EXERCISE DIRECTIONS – Copy every entry precisely.

DATA SUPPLIED –
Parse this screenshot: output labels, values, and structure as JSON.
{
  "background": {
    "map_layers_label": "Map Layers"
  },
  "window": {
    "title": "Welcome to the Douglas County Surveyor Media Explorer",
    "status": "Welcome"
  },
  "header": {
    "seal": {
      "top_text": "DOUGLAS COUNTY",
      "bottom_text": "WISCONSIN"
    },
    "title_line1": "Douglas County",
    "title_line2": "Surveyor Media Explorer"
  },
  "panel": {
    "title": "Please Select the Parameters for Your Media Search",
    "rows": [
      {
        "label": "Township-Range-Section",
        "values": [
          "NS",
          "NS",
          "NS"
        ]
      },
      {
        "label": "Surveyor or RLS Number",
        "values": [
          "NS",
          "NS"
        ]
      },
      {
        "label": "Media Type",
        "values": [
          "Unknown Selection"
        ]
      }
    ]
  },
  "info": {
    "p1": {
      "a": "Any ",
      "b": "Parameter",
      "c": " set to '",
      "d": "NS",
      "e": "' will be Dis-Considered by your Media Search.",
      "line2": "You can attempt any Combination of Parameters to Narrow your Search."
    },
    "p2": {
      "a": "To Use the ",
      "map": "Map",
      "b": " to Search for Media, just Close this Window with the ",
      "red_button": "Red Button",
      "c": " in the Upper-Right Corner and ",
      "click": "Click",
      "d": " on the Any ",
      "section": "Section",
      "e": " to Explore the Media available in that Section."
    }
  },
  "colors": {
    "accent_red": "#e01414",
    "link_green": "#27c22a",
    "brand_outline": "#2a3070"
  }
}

SOLUTION TO THIS TASK –
Parse this screenshot: output labels, values, and structure as JSON.
{
  "background": {
    "map_layers_label": "Map Layers"
  },
  "window": {
    "title": "Welcome to the Douglas County Surveyor Media Explorer",
    "status": "Welcome"
  },
  "header": {
    "seal": {
      "top_text": "DOUGLAS COUNTY",
      "bottom_text": "WISCONSIN"
    },
    "title_line1": "Douglas County",
    "title_line2": "Surveyor Media Explorer"
  },
  "panel": {
    "title": "Please Select the Parameters for Your Media Search",
    "rows": [
      {
        "label": "Township-Range-Section",
        "values": [
          "NS",
          "NS",
          "NS"
        ]
      },
      {
        "label": "Surveyor or RLS Number",
        "values": [
          "NS",
          "NS"
        ]
      },
      {
        "label": "Media Type",
        "values": [
          "Unknown Selection"
        ]
      }
    ]
  },
  "info": {
    "p1": {
      "a": "Any ",
      "b": "Parameter",
      "c": " set to '",
      "d": "NS",
      "e": "' will be Dis-Considered by your Media Search.",
      "line2": "You can attempt any Combination of Parameters to Narrow your Search."
    },
    "p2": {
      "a": "To Use the ",
      "map": "Map",
      "b": " to Search for Media, just Close this Window with the ",
      "red_button": "Red Button",
      "c": " in the Upper-Right Corner and ",
      "click": "Click",
      "d": " on the Any ",
      "section": "Section",
      "e": " to Explore the Media available in that Section."
    }
  },
  "colors": {
    "accent_red": "#e01414",
    "link_green": "#27c22a",
    "brand_outline": "#2a3070"
  }
}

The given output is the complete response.